Entries supplied:

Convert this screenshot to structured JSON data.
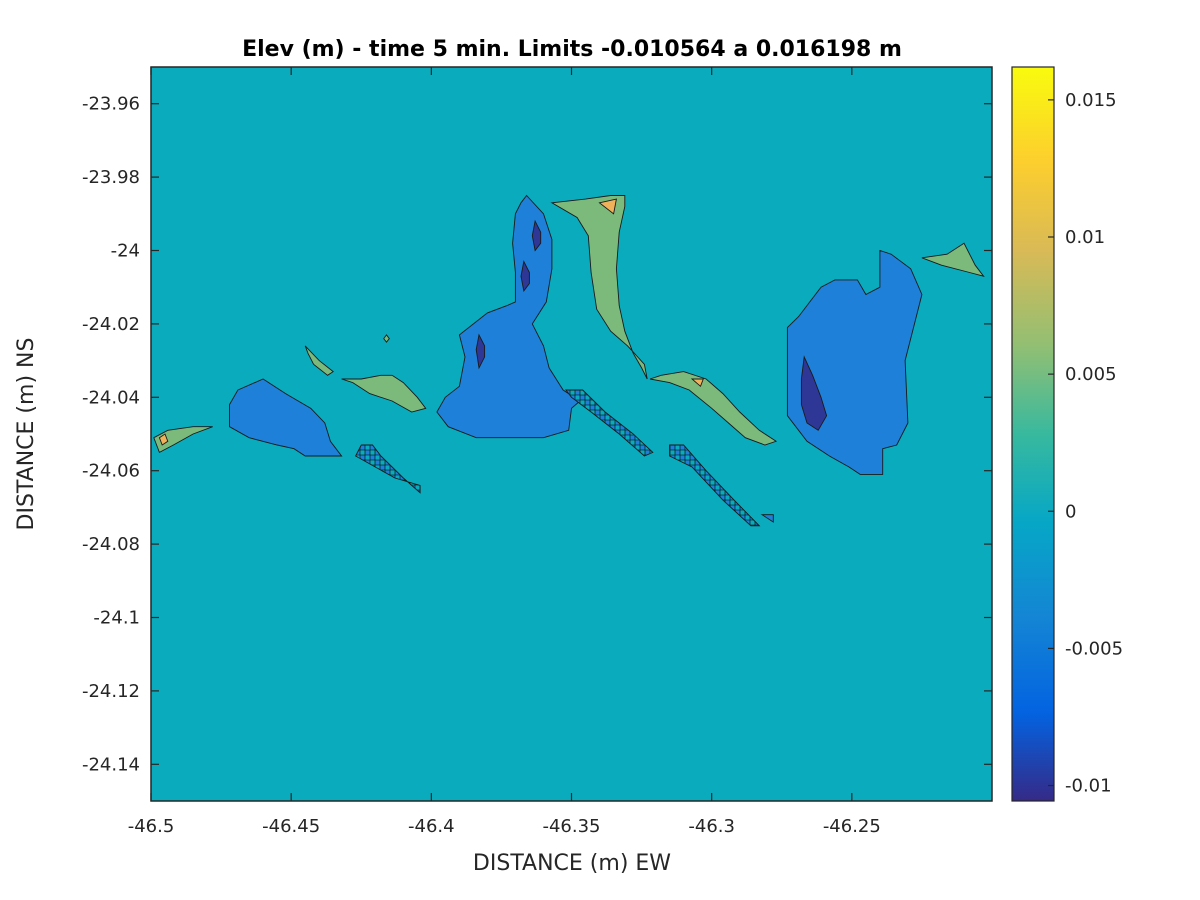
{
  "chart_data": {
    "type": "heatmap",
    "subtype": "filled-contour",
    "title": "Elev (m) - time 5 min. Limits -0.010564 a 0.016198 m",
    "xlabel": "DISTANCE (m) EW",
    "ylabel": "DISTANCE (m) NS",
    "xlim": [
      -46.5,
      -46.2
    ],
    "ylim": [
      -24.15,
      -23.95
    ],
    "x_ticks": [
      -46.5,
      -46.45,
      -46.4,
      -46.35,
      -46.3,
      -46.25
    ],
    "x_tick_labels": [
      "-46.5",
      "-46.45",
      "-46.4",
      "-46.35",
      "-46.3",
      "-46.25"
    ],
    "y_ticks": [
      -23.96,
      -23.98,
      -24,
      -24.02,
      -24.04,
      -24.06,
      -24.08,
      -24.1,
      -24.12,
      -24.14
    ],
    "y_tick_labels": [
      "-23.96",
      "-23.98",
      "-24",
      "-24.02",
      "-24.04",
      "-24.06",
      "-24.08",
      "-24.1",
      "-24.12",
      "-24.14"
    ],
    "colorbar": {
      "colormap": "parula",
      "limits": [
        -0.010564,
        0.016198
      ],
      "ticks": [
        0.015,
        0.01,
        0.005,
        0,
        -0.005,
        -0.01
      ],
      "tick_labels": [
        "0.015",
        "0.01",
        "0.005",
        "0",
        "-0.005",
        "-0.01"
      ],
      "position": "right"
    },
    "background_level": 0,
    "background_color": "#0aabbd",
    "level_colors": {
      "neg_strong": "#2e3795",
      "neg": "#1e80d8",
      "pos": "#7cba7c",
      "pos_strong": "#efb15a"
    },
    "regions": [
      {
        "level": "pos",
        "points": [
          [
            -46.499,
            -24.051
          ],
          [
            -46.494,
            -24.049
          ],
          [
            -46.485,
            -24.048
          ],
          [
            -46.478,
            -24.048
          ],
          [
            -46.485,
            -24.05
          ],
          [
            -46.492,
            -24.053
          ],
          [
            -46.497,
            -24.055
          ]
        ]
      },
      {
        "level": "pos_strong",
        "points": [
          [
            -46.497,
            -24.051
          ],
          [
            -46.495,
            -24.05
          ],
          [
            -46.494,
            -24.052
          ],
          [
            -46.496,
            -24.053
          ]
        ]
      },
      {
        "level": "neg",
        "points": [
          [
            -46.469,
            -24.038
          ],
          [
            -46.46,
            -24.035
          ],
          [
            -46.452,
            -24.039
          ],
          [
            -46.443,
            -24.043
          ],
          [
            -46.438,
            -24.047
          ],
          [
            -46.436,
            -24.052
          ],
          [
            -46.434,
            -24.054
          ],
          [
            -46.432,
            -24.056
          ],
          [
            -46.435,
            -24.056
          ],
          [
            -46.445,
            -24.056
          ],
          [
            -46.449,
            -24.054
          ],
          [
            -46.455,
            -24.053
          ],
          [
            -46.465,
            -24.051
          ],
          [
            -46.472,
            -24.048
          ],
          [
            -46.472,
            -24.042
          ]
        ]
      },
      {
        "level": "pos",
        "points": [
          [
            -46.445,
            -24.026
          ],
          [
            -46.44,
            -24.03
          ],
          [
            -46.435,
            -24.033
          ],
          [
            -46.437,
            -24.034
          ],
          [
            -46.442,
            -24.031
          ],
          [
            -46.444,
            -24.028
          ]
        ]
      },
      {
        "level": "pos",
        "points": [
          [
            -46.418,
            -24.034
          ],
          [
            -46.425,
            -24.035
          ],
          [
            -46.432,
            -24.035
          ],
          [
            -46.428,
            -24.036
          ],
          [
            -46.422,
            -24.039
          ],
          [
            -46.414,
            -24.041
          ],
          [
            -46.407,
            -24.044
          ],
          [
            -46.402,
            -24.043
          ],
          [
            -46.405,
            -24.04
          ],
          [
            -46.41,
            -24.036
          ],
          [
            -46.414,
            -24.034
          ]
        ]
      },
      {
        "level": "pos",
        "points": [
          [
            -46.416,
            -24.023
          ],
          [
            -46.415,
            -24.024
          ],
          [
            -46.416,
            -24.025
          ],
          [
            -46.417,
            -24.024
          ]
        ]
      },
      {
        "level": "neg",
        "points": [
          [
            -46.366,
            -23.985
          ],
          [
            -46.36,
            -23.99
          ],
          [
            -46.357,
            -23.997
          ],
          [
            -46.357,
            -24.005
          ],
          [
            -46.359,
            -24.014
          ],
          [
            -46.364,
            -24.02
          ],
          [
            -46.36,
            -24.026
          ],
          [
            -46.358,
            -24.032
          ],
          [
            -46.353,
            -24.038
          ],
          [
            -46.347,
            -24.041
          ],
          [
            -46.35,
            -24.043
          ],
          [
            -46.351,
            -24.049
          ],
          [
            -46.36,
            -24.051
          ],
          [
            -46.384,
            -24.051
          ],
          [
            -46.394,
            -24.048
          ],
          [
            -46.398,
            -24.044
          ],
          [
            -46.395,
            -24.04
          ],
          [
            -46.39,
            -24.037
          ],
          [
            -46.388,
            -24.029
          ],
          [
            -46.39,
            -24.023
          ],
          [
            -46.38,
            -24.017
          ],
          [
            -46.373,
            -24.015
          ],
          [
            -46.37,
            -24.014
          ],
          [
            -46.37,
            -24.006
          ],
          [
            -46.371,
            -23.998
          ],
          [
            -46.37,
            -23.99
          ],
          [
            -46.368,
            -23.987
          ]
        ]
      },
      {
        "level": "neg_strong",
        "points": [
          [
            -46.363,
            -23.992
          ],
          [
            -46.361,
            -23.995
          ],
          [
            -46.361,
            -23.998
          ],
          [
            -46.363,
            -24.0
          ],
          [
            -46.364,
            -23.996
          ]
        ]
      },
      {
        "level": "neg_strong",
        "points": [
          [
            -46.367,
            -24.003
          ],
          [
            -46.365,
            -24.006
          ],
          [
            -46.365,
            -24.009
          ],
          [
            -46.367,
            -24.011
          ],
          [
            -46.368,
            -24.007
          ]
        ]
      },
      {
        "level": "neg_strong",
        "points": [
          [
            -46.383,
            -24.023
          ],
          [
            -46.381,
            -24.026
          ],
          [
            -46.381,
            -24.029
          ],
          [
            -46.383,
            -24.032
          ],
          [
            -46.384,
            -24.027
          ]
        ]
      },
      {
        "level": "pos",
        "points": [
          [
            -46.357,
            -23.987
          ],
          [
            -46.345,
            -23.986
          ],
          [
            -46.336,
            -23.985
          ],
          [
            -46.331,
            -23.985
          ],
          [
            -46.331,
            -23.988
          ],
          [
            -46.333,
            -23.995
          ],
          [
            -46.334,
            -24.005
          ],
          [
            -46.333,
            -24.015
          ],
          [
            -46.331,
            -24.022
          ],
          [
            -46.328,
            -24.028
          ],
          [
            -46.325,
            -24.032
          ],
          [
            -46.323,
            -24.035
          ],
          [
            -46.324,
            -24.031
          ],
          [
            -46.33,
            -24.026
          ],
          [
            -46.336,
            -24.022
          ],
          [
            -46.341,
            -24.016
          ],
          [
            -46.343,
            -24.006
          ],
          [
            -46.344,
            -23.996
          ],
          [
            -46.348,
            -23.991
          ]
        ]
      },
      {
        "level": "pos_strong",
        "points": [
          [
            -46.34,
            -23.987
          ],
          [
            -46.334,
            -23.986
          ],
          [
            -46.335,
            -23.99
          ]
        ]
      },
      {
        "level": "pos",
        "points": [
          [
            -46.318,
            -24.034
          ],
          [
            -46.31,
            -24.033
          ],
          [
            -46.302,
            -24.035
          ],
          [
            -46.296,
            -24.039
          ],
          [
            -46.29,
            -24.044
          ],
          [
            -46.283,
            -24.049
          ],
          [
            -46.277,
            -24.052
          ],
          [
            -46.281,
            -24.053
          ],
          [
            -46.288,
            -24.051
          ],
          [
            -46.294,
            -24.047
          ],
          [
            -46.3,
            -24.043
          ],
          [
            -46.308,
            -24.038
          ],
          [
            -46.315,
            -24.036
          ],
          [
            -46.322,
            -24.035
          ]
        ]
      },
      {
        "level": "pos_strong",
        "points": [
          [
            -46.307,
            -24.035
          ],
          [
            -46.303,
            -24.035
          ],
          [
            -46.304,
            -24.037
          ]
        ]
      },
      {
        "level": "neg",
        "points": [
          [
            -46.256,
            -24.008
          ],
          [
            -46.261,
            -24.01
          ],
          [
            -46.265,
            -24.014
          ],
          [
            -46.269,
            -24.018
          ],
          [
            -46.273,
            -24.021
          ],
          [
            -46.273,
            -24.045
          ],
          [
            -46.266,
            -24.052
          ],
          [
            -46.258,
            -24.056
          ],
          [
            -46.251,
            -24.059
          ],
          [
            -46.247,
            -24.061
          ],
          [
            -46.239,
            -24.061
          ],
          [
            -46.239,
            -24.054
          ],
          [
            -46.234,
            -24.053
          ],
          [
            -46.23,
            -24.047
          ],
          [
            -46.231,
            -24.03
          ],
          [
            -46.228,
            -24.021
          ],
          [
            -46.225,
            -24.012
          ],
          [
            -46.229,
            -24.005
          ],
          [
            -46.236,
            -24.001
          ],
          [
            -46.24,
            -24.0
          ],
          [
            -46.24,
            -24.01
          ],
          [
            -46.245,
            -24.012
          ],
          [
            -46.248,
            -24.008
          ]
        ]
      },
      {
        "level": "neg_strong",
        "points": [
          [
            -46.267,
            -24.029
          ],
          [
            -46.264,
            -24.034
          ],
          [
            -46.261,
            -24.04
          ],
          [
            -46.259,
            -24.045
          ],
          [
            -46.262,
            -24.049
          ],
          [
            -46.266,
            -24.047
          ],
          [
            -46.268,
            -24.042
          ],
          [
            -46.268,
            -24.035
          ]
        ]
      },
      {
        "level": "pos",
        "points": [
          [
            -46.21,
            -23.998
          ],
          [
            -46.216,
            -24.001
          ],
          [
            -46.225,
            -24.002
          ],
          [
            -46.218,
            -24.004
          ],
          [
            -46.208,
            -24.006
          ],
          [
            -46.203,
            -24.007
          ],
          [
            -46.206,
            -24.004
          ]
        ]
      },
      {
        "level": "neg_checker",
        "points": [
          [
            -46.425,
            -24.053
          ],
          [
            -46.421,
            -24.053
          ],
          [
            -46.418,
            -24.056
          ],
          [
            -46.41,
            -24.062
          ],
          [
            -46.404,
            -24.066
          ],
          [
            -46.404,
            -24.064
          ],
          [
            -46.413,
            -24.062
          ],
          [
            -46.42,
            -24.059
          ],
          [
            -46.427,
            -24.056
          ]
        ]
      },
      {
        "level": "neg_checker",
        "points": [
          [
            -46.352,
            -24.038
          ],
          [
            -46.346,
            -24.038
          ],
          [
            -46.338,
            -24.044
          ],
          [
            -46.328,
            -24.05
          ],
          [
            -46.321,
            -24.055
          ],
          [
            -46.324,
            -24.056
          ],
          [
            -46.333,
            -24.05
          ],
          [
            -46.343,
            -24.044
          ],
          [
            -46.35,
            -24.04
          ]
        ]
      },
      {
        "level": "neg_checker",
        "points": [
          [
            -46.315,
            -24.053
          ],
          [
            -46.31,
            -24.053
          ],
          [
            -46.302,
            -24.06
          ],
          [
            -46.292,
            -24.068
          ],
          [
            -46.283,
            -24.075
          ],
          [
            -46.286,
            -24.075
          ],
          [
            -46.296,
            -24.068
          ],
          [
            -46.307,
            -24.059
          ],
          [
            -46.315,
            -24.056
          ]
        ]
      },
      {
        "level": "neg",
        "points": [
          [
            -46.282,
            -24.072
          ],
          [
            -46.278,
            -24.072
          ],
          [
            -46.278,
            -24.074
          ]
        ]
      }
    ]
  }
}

What you have to do:
Find the lines containing "DISTANCE" and pull them out.

Expected output:
    "xlabel": "DISTANCE (m) EW",
    "ylabel": "DISTANCE (m) NS",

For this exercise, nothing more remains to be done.